DIRECTIONS – Copy everything in the listing below word for word, apart from any images.

RECORD EXCERPTS –
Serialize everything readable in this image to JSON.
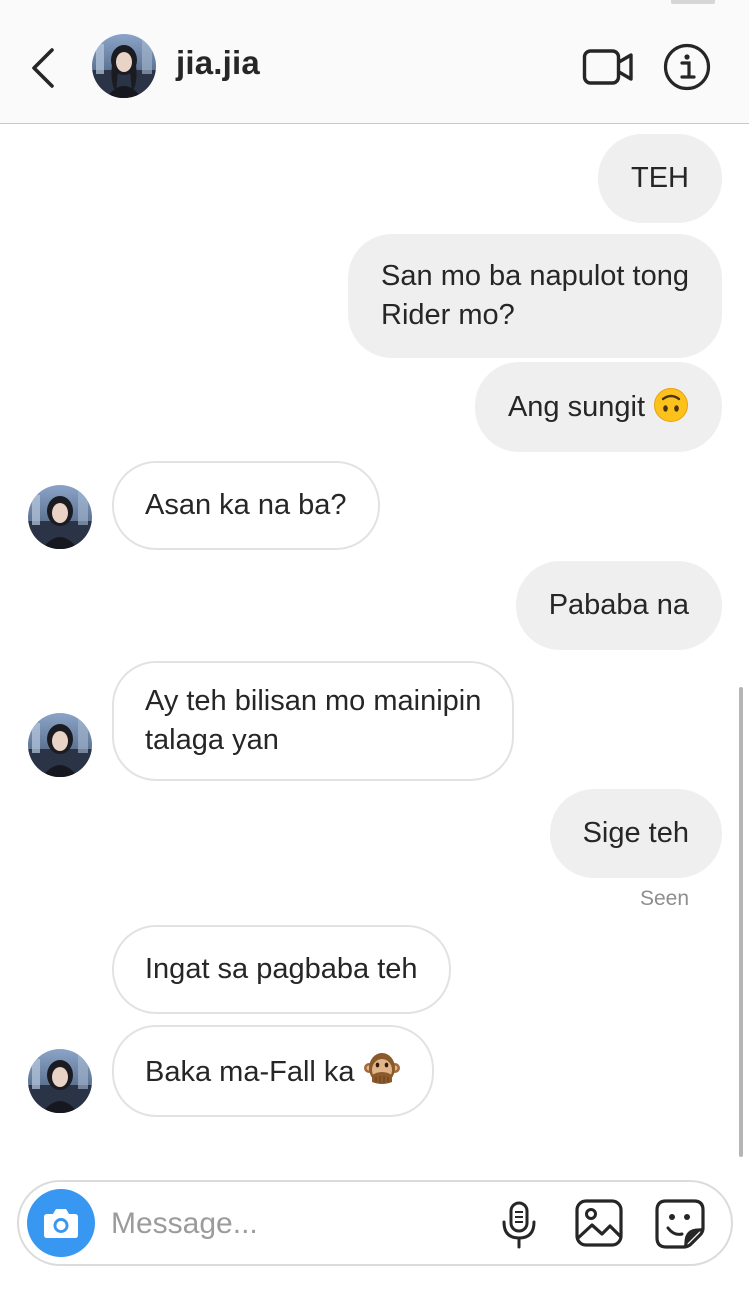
{
  "header": {
    "username": "jia.jia"
  },
  "conversation": {
    "messages": [
      {
        "direction": "outgoing",
        "text": "TEH"
      },
      {
        "direction": "outgoing",
        "text": "San mo ba napulot tong",
        "text_line2": "Rider mo?"
      },
      {
        "direction": "outgoing",
        "text": "Ang sungit",
        "emoji": "upside-down-face"
      },
      {
        "direction": "incoming",
        "text": "Asan ka na ba?"
      },
      {
        "direction": "outgoing",
        "text": "Pababa na"
      },
      {
        "direction": "incoming",
        "text": "Ay teh bilisan mo mainipin",
        "text_line2": "talaga yan"
      },
      {
        "direction": "outgoing",
        "text": "Sige teh"
      },
      {
        "direction": "incoming",
        "text": "Ingat sa pagbaba teh"
      },
      {
        "direction": "incoming",
        "text": "Baka ma-Fall ka",
        "emoji": "speak-no-evil-monkey"
      }
    ],
    "seen_label": "Seen"
  },
  "composer": {
    "placeholder": "Message..."
  },
  "colors": {
    "accent": "#3897f0",
    "outgoing_bubble": "#efefef",
    "incoming_border": "#e2e2e2",
    "meta_text": "#8e8e8e"
  },
  "icons": {
    "back": "chevron-left-icon",
    "video": "video-camera-icon",
    "info": "info-icon",
    "camera": "camera-icon",
    "mic": "microphone-icon",
    "gallery": "image-gallery-icon",
    "sticker": "sticker-icon"
  }
}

SOLUTION TO THIS EXERCISE –
Serialize everything readable in this image to JSON.
{
  "header": {
    "username": "jia.jia"
  },
  "conversation": {
    "messages": [
      {
        "direction": "outgoing",
        "text": "TEH"
      },
      {
        "direction": "outgoing",
        "text": "San mo ba napulot tong",
        "text_line2": "Rider mo?"
      },
      {
        "direction": "outgoing",
        "text": "Ang sungit",
        "emoji": "upside-down-face"
      },
      {
        "direction": "incoming",
        "text": "Asan ka na ba?"
      },
      {
        "direction": "outgoing",
        "text": "Pababa na"
      },
      {
        "direction": "incoming",
        "text": "Ay teh bilisan mo mainipin",
        "text_line2": "talaga yan"
      },
      {
        "direction": "outgoing",
        "text": "Sige teh"
      },
      {
        "direction": "incoming",
        "text": "Ingat sa pagbaba teh"
      },
      {
        "direction": "incoming",
        "text": "Baka ma-Fall ka",
        "emoji": "speak-no-evil-monkey"
      }
    ],
    "seen_label": "Seen"
  },
  "composer": {
    "placeholder": "Message..."
  },
  "colors": {
    "accent": "#3897f0",
    "outgoing_bubble": "#efefef",
    "incoming_border": "#e2e2e2",
    "meta_text": "#8e8e8e"
  },
  "icons": {
    "back": "chevron-left-icon",
    "video": "video-camera-icon",
    "info": "info-icon",
    "camera": "camera-icon",
    "mic": "microphone-icon",
    "gallery": "image-gallery-icon",
    "sticker": "sticker-icon"
  }
}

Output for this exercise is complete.